- _Problem statement_
Search the entries for the word "구입하는" and pull out each line that has it.

## START

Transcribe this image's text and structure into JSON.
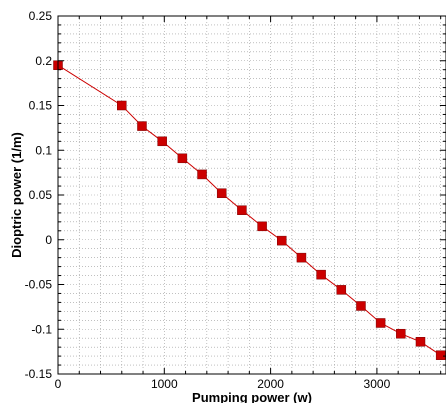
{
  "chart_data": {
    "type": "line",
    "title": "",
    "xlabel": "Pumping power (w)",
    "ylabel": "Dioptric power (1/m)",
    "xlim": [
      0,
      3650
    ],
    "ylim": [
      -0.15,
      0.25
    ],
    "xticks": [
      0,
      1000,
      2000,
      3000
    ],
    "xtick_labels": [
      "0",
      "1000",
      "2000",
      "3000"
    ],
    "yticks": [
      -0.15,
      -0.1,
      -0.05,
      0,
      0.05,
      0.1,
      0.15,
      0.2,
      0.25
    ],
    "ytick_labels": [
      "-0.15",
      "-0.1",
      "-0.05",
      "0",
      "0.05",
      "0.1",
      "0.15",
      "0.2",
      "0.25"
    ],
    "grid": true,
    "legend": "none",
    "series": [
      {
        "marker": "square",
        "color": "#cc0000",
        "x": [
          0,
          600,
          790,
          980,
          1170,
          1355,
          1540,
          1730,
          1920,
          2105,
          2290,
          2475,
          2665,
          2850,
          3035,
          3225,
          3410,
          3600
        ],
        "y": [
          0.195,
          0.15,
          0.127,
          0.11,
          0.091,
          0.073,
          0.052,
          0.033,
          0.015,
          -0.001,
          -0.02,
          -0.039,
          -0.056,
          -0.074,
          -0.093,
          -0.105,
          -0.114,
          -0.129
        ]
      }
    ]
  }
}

## END
## START

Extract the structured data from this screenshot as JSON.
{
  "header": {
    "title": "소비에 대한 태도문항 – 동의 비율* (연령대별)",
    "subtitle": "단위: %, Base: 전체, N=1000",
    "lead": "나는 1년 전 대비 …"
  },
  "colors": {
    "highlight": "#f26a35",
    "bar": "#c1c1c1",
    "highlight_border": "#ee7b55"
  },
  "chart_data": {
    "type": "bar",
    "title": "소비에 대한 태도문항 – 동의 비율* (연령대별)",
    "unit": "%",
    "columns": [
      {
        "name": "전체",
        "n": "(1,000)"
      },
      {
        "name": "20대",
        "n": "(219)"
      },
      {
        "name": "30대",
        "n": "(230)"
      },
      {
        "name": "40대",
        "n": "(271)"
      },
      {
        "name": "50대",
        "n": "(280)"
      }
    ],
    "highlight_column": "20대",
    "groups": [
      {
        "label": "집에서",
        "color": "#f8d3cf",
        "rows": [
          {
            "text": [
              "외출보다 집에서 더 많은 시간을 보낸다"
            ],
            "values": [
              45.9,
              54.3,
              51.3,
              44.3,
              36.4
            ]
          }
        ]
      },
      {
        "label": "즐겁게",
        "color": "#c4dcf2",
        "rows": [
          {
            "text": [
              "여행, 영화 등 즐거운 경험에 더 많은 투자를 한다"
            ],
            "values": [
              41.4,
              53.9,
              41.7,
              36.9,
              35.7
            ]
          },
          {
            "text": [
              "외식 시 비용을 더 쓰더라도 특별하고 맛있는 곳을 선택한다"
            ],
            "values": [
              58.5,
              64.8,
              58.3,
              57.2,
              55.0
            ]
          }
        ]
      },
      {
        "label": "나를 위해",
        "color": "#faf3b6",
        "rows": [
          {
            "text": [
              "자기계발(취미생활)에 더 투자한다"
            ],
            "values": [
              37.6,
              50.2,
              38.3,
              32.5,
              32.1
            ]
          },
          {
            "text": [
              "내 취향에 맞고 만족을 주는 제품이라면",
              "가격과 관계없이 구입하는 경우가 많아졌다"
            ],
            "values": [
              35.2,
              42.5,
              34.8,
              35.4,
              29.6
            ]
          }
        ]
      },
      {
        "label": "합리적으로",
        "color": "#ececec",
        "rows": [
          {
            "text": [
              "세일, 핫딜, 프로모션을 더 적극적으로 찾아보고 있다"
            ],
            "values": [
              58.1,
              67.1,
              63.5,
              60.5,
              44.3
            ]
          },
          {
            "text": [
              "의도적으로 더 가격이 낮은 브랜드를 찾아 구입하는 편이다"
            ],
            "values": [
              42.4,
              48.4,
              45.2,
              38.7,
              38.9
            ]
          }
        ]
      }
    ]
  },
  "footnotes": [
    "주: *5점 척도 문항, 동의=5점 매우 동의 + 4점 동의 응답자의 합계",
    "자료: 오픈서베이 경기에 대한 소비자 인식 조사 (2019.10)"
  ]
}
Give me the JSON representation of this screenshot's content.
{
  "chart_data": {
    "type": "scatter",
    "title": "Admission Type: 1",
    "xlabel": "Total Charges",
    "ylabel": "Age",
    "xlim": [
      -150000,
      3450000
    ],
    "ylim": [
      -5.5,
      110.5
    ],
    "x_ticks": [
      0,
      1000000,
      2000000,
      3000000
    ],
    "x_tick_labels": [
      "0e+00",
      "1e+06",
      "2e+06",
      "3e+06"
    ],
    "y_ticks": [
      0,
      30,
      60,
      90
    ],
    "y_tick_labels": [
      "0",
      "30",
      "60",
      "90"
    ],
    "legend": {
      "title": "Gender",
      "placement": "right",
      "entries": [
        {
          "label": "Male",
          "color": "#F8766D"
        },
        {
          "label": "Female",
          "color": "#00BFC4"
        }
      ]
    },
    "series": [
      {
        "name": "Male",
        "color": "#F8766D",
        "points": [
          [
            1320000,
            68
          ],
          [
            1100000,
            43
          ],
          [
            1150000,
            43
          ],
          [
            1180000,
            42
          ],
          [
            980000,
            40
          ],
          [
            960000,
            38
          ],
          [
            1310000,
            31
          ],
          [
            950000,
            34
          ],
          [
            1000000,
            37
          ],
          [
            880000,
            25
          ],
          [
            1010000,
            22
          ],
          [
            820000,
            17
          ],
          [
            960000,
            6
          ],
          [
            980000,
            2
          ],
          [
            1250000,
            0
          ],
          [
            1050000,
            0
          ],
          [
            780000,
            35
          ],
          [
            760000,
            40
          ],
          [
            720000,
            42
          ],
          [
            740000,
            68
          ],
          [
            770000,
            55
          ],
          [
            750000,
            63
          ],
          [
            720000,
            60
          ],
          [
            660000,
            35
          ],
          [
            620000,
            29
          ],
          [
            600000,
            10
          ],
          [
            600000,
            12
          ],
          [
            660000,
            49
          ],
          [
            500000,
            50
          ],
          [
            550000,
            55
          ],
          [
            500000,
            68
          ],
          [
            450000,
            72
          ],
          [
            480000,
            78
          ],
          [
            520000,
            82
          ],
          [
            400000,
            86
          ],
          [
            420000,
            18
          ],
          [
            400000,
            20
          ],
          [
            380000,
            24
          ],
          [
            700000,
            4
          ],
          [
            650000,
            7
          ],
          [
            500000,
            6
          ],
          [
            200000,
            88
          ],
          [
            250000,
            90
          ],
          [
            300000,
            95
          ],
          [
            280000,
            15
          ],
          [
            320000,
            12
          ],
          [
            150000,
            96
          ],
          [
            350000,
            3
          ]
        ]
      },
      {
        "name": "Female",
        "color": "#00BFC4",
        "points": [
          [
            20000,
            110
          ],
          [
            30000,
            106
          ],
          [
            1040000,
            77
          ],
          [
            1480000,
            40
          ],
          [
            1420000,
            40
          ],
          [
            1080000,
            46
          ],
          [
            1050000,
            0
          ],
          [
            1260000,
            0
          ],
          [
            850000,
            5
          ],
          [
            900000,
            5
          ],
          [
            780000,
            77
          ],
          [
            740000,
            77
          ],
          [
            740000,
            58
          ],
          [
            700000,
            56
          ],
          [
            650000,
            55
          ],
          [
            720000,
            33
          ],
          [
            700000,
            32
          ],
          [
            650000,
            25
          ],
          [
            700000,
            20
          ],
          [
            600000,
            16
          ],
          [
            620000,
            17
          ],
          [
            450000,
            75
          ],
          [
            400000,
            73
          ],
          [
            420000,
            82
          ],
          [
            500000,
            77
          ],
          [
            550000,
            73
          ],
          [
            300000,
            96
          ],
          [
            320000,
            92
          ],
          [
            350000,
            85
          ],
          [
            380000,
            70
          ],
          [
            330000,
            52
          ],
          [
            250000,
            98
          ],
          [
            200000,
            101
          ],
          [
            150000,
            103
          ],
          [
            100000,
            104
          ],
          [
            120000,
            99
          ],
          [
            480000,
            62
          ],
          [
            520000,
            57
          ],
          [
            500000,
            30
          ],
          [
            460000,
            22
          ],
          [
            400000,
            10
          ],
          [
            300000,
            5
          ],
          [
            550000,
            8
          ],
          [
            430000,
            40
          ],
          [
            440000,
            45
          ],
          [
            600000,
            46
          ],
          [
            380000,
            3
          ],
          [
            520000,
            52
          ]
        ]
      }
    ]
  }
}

## END
## START

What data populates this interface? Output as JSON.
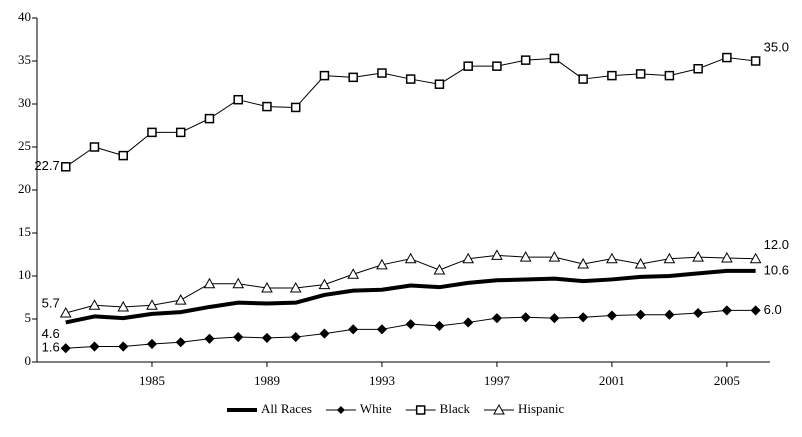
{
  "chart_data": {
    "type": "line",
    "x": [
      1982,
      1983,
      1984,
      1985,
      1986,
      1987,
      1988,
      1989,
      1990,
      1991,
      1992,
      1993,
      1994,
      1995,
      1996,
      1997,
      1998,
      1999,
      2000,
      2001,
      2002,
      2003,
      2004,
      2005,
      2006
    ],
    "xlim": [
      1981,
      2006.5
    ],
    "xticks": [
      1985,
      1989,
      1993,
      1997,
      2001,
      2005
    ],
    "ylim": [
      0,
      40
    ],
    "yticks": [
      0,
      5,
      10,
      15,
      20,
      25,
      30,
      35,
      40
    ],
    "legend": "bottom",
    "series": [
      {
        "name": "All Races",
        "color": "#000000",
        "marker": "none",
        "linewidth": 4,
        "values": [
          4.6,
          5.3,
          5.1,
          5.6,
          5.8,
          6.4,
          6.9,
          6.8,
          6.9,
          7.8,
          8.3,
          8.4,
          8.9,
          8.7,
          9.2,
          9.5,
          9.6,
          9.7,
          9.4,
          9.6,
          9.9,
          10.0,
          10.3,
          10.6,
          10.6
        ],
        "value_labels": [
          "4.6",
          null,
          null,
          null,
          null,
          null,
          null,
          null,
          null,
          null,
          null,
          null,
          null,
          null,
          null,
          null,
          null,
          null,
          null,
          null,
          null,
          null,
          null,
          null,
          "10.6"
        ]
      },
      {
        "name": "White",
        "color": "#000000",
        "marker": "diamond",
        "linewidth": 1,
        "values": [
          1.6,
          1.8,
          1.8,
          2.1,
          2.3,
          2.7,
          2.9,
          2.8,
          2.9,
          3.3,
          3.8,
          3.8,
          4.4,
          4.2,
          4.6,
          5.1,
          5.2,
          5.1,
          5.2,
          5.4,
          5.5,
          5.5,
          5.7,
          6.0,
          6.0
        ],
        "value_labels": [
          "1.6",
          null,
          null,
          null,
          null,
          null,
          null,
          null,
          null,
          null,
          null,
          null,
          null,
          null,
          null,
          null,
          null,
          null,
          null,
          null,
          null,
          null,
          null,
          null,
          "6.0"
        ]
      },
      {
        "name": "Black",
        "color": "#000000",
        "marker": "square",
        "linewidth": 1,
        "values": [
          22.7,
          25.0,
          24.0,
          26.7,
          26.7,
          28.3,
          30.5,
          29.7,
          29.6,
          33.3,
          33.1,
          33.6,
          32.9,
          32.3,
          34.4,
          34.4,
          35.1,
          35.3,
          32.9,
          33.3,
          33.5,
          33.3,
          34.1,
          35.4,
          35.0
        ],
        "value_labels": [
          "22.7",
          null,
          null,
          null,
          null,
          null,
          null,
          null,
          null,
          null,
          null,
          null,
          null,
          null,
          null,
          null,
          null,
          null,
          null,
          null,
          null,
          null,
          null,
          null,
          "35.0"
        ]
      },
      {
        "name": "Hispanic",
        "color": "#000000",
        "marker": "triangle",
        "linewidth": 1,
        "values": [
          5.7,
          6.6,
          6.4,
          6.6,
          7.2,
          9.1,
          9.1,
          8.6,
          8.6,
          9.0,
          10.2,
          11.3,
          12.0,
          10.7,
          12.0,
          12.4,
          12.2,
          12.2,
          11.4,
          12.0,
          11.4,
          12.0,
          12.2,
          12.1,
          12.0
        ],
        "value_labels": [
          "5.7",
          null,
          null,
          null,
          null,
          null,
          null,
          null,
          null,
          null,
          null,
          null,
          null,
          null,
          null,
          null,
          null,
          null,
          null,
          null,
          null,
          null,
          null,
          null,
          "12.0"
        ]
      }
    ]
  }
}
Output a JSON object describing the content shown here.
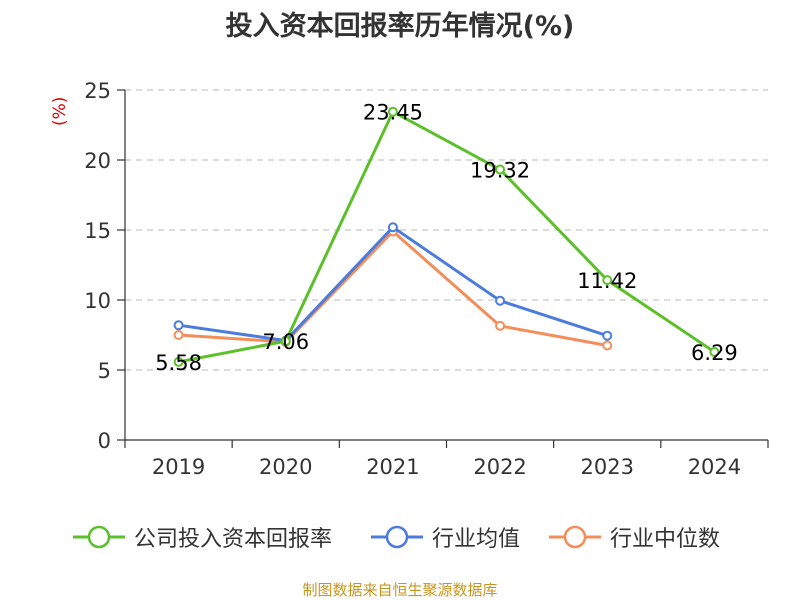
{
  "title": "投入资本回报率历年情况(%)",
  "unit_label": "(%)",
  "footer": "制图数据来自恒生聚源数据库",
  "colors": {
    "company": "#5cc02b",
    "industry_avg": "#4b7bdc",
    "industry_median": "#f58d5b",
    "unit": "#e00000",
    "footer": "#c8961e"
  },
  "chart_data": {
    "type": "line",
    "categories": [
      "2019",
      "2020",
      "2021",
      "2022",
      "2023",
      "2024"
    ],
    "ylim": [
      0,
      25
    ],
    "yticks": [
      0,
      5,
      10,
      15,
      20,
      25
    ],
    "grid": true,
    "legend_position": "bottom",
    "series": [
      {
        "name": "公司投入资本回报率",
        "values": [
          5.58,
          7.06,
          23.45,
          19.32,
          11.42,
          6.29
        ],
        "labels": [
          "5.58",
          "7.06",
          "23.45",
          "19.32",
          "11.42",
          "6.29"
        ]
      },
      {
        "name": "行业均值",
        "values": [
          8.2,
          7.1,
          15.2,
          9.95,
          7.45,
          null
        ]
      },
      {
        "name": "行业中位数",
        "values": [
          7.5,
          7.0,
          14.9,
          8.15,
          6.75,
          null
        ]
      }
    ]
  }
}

## END

- _Answer for the task_
              "가격과 관계없이 구입하는 경우가 많아졌다"
              "의도적으로 더 가격이 낮은 브랜드를 찾아 구입하는 편이다"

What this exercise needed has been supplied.